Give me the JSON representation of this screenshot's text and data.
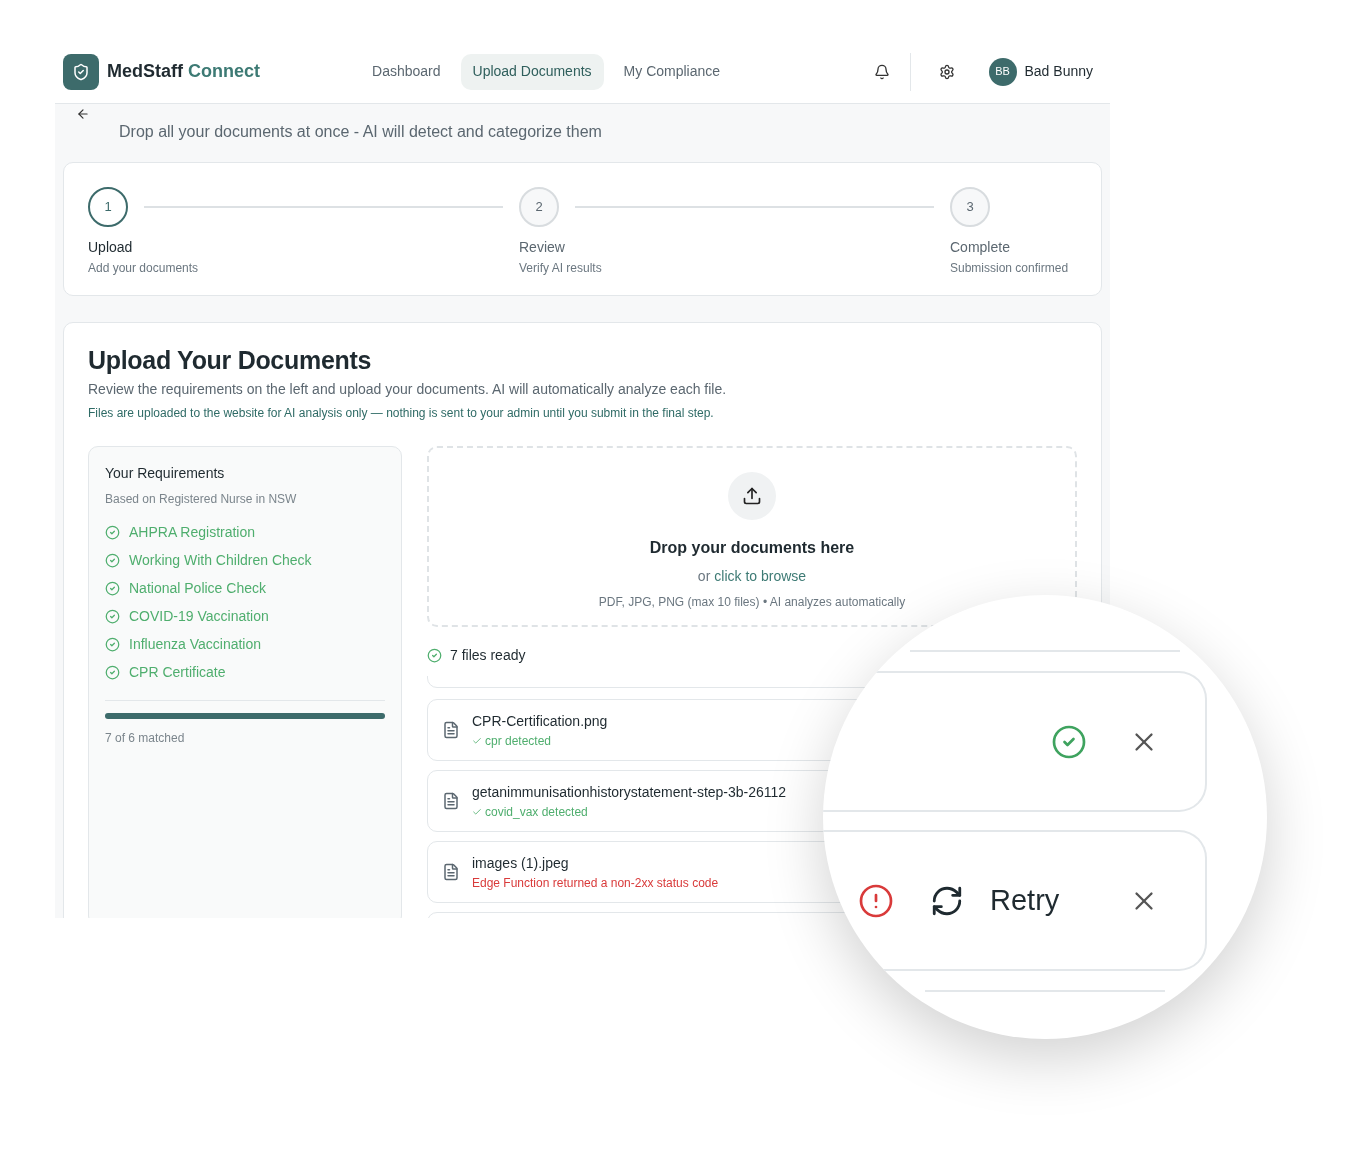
{
  "brand": {
    "name": "MedStaff",
    "accent": "Connect"
  },
  "nav": [
    {
      "label": "Dashboard",
      "selected": false
    },
    {
      "label": "Upload Documents",
      "selected": true
    },
    {
      "label": "My Compliance",
      "selected": false
    }
  ],
  "user": {
    "initials": "BB",
    "name": "Bad Bunny"
  },
  "subtitle": "Drop all your documents at once - AI will detect and categorize them",
  "steps": [
    {
      "number": "1",
      "label": "Upload",
      "description": "Add your documents",
      "selected": true
    },
    {
      "number": "2",
      "label": "Review",
      "description": "Verify AI results",
      "selected": false
    },
    {
      "number": "3",
      "label": "Complete",
      "description": "Submission confirmed",
      "selected": false
    }
  ],
  "upload": {
    "title": "Upload Your Documents",
    "description": "Review the requirements on the left and upload your documents. AI will automatically analyze each file.",
    "note": "Files are uploaded to the website for AI analysis only — nothing is sent to your admin until you submit in the final step."
  },
  "requirements": {
    "title": "Your Requirements",
    "subtitle": "Based on Registered Nurse in NSW",
    "items": [
      {
        "label": "AHPRA Registration",
        "met": true
      },
      {
        "label": "Working With Children Check",
        "met": true
      },
      {
        "label": "National Police Check",
        "met": true
      },
      {
        "label": "COVID-19 Vaccination",
        "met": true
      },
      {
        "label": "Influenza Vaccination",
        "met": true
      },
      {
        "label": "CPR Certificate",
        "met": true
      }
    ],
    "level": 1.0,
    "summary": "7 of 6 matched"
  },
  "dropzone": {
    "title": "Drop your documents here",
    "prefix": "or",
    "link": "click to browse",
    "hint": "PDF, JPG, PNG (max 10 files) • AI analyzes automatically"
  },
  "files_ready": "7 files ready",
  "files": [
    {
      "name": "CPR-Certification.png",
      "kind": "detected",
      "message": "cpr detected"
    },
    {
      "name": "getanimmunisationhistorystatement-step-3b-26112",
      "kind": "detected",
      "message": "covid_vax detected"
    },
    {
      "name": "images (1).jpeg",
      "kind": "error",
      "message": "Edge Function returned a non-2xx status code"
    }
  ],
  "magnifier": {
    "rows": [
      {
        "kind": "success"
      },
      {
        "kind": "error",
        "action": "Retry"
      }
    ]
  }
}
□ □ □ □
TASK PROMPT – Your task is to copy the entries in full and exactly, without any images.

SOLUTION TO THE PROBLEM –
Give me the JSON representation of this screenshot's text and data.
{
  "brand": {
    "name": "MedStaff",
    "accent": "Connect"
  },
  "nav": [
    {
      "label": "Dashboard",
      "selected": false
    },
    {
      "label": "Upload Documents",
      "selected": true
    },
    {
      "label": "My Compliance",
      "selected": false
    }
  ],
  "user": {
    "initials": "BB",
    "name": "Bad Bunny"
  },
  "subtitle": "Drop all your documents at once - AI will detect and categorize them",
  "steps": [
    {
      "number": "1",
      "label": "Upload",
      "description": "Add your documents",
      "selected": true
    },
    {
      "number": "2",
      "label": "Review",
      "description": "Verify AI results",
      "selected": false
    },
    {
      "number": "3",
      "label": "Complete",
      "description": "Submission confirmed",
      "selected": false
    }
  ],
  "upload": {
    "title": "Upload Your Documents",
    "description": "Review the requirements on the left and upload your documents. AI will automatically analyze each file.",
    "note": "Files are uploaded to the website for AI analysis only — nothing is sent to your admin until you submit in the final step."
  },
  "requirements": {
    "title": "Your Requirements",
    "subtitle": "Based on Registered Nurse in NSW",
    "items": [
      {
        "label": "AHPRA Registration",
        "met": true
      },
      {
        "label": "Working With Children Check",
        "met": true
      },
      {
        "label": "National Police Check",
        "met": true
      },
      {
        "label": "COVID-19 Vaccination",
        "met": true
      },
      {
        "label": "Influenza Vaccination",
        "met": true
      },
      {
        "label": "CPR Certificate",
        "met": true
      }
    ],
    "level": 1.0,
    "summary": "7 of 6 matched"
  },
  "dropzone": {
    "title": "Drop your documents here",
    "prefix": "or",
    "link": "click to browse",
    "hint": "PDF, JPG, PNG (max 10 files) • AI analyzes automatically"
  },
  "files_ready": "7 files ready",
  "files": [
    {
      "name": "CPR-Certification.png",
      "kind": "detected",
      "message": "cpr detected"
    },
    {
      "name": "getanimmunisationhistorystatement-step-3b-26112",
      "kind": "detected",
      "message": "covid_vax detected"
    },
    {
      "name": "images (1).jpeg",
      "kind": "error",
      "message": "Edge Function returned a non-2xx status code"
    }
  ],
  "magnifier": {
    "rows": [
      {
        "kind": "success"
      },
      {
        "kind": "error",
        "action": "Retry"
      }
    ]
  }
}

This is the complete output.